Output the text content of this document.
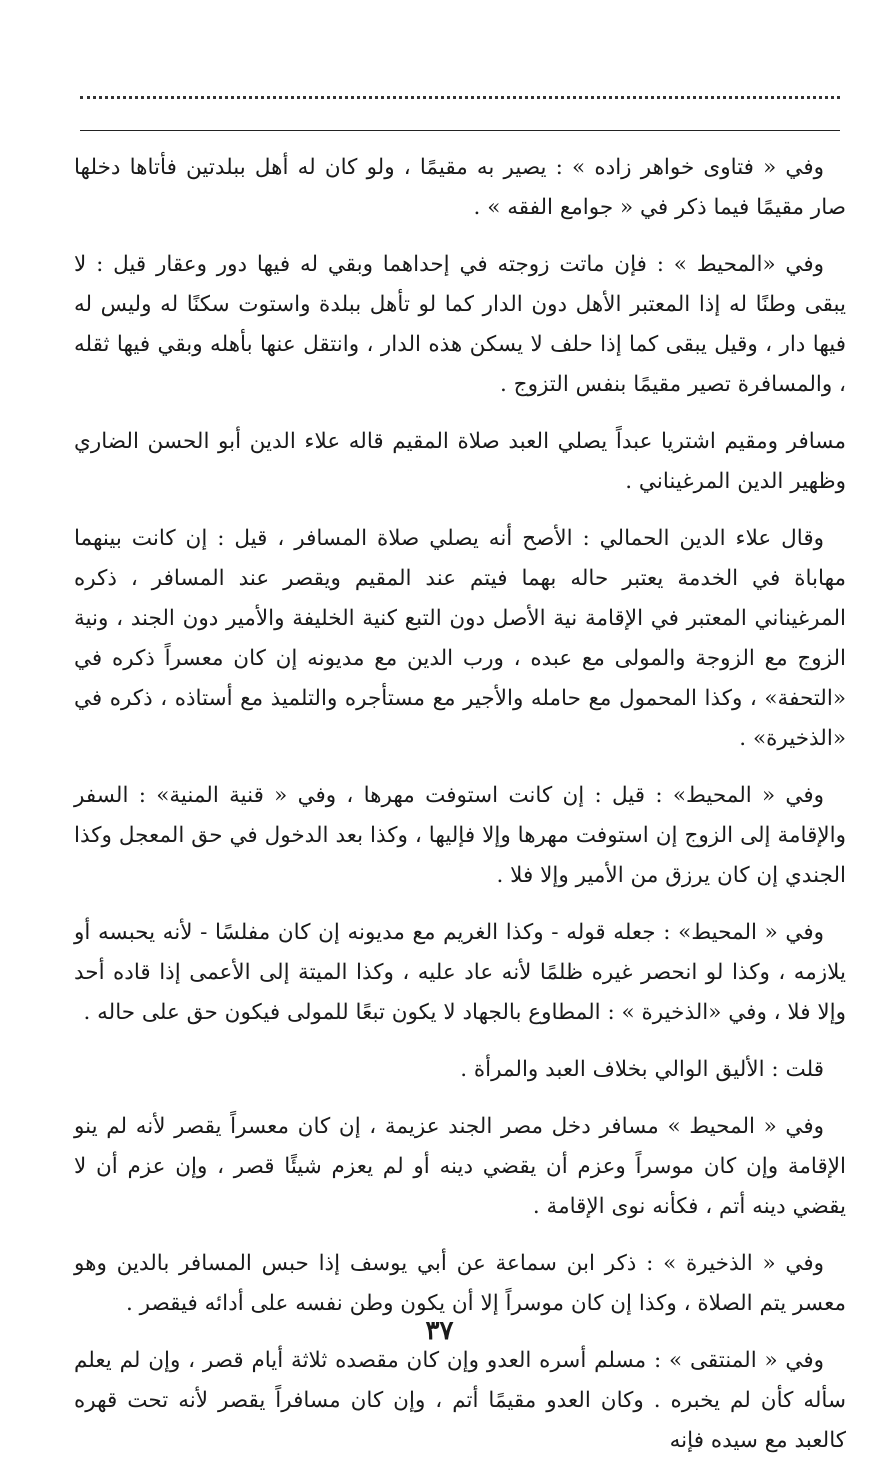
وفي « فتاوى خواهر زاده » : يصير به مقيمًا ، ولو كان له أهل ببلدتين فأتاها دخلها صار مقيمًا فيما ذكر في « جوامع الفقه » .

وفي «المحيط » : فإن ماتت زوجته في إحداهما وبقي له فيها دور وعقار قيل : لا يبقى وطنًا له إذا المعتبر الأهل دون الدار كما لو تأهل ببلدة واستوت سكنًا له وليس له فيها دار ، وقيل يبقى كما إذا حلف لا يسكن هذه الدار ، وانتقل عنها بأهله وبقي فيها ثقله ، والمسافرة تصير مقيمًا بنفس التزوج .

مسافر ومقيم اشتريا عبداً يصلي العبد صلاة المقيم قاله علاء الدين أبو الحسن الضاري وظهير الدين المرغيناني .

وقال علاء الدين الحمالي : الأصح أنه يصلي صلاة المسافر ، قيل : إن كانت بينهما مهاباة في الخدمة يعتبر حاله بهما فيتم عند المقيم ويقصر عند المسافر ، ذكره المرغيناني المعتبر في الإقامة نية الأصل دون التبع كنية الخليفة والأمير دون الجند ، ونية الزوج مع الزوجة والمولى مع عبده ، ورب الدين مع مديونه إن كان معسراً ذكره في «التحفة» ، وكذا المحمول مع حامله والأجير مع مستأجره والتلميذ مع أستاذه ، ذكره في «الذخيرة» .

وفي « المحيط» : قيل : إن كانت استوفت مهرها ، وفي « قنية المنية» : السفر والإقامة إلى الزوج إن استوفت مهرها وإلا فإليها ، وكذا بعد الدخول في حق المعجل وكذا الجندي إن كان يرزق من الأمير وإلا فلا .

وفي « المحيط» : جعله قوله - وكذا الغريم مع مديونه إن كان مفلسًا - لأنه يحبسه أو يلازمه ، وكذا لو انحصر غيره ظلمًا لأنه عاد عليه ، وكذا الميتة إلى الأعمى إذا قاده أحد وإلا فلا ، وفي «الذخيرة » : المطاوع بالجهاد لا يكون تبعًا للمولى فيكون حق على حاله .

قلت : الأليق الوالي بخلاف العبد والمرأة .

وفي « المحيط » مسافر دخل مصر الجند عزيمة ، إن كان معسراً يقصر لأنه لم ينو الإقامة وإن كان موسراً وعزم أن يقضي دينه أو لم يعزم شيئًا قصر ، وإن عزم أن لا يقضي دينه أتم ، فكأنه نوى الإقامة .

وفي « الذخيرة » : ذكر ابن سماعة عن أبي يوسف إذا حبس المسافر بالدين وهو معسر يتم الصلاة ، وكذا إن كان موسراً إلا أن يكون وطن نفسه على أدائه فيقصر .

وفي « المنتقى » : مسلم أسره العدو وإن كان مقصده ثلاثة أيام قصر ، وإن لم يعلم سأله كأن لم يخبره . وكان العدو مقيمًا أتم ، وإن كان مسافراً يقصر لأنه تحت قهره كالعبد مع سيده فإنه

٣٧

# # # #

* [Exercise requirements]
Copy each line of the records precisely and drop any images they hold.

* [Output of the exercise]
Output the text content of this document.
وفي « فتاوى خواهر زاده » : يصير به مقيمًا ، ولو كان له أهل ببلدتين فأتاها دخلها صار مقيمًا فيما ذكر في « جوامع الفقه » .

وفي «المحيط » : فإن ماتت زوجته في إحداهما وبقي له فيها دور وعقار قيل : لا يبقى وطنًا له إذا المعتبر الأهل دون الدار كما لو تأهل ببلدة واستوت سكنًا له وليس له فيها دار ، وقيل يبقى كما إذا حلف لا يسكن هذه الدار ، وانتقل عنها بأهله وبقي فيها ثقله ، والمسافرة تصير مقيمًا بنفس التزوج .

مسافر ومقيم اشتريا عبداً يصلي العبد صلاة المقيم قاله علاء الدين أبو الحسن الضاري وظهير الدين المرغيناني .

وقال علاء الدين الحمالي : الأصح أنه يصلي صلاة المسافر ، قيل : إن كانت بينهما مهاباة في الخدمة يعتبر حاله بهما فيتم عند المقيم ويقصر عند المسافر ، ذكره المرغيناني المعتبر في الإقامة نية الأصل دون التبع كنية الخليفة والأمير دون الجند ، ونية الزوج مع الزوجة والمولى مع عبده ، ورب الدين مع مديونه إن كان معسراً ذكره في «التحفة» ، وكذا المحمول مع حامله والأجير مع مستأجره والتلميذ مع أستاذه ، ذكره في «الذخيرة» .

وفي « المحيط» : قيل : إن كانت استوفت مهرها ، وفي « قنية المنية» : السفر والإقامة إلى الزوج إن استوفت مهرها وإلا فإليها ، وكذا بعد الدخول في حق المعجل وكذا الجندي إن كان يرزق من الأمير وإلا فلا .

وفي « المحيط» : جعله قوله - وكذا الغريم مع مديونه إن كان مفلسًا - لأنه يحبسه أو يلازمه ، وكذا لو انحصر غيره ظلمًا لأنه عاد عليه ، وكذا الميتة إلى الأعمى إذا قاده أحد وإلا فلا ، وفي «الذخيرة » : المطاوع بالجهاد لا يكون تبعًا للمولى فيكون حق على حاله .

قلت : الأليق الوالي بخلاف العبد والمرأة .

وفي « المحيط » مسافر دخل مصر الجند عزيمة ، إن كان معسراً يقصر لأنه لم ينو الإقامة وإن كان موسراً وعزم أن يقضي دينه أو لم يعزم شيئًا قصر ، وإن عزم أن لا يقضي دينه أتم ، فكأنه نوى الإقامة .

وفي « الذخيرة » : ذكر ابن سماعة عن أبي يوسف إذا حبس المسافر بالدين وهو معسر يتم الصلاة ، وكذا إن كان موسراً إلا أن يكون وطن نفسه على أدائه فيقصر .

وفي « المنتقى » : مسلم أسره العدو وإن كان مقصده ثلاثة أيام قصر ، وإن لم يعلم سأله كأن لم يخبره . وكان العدو مقيمًا أتم ، وإن كان مسافراً يقصر لأنه تحت قهره كالعبد مع سيده فإنه

٣٧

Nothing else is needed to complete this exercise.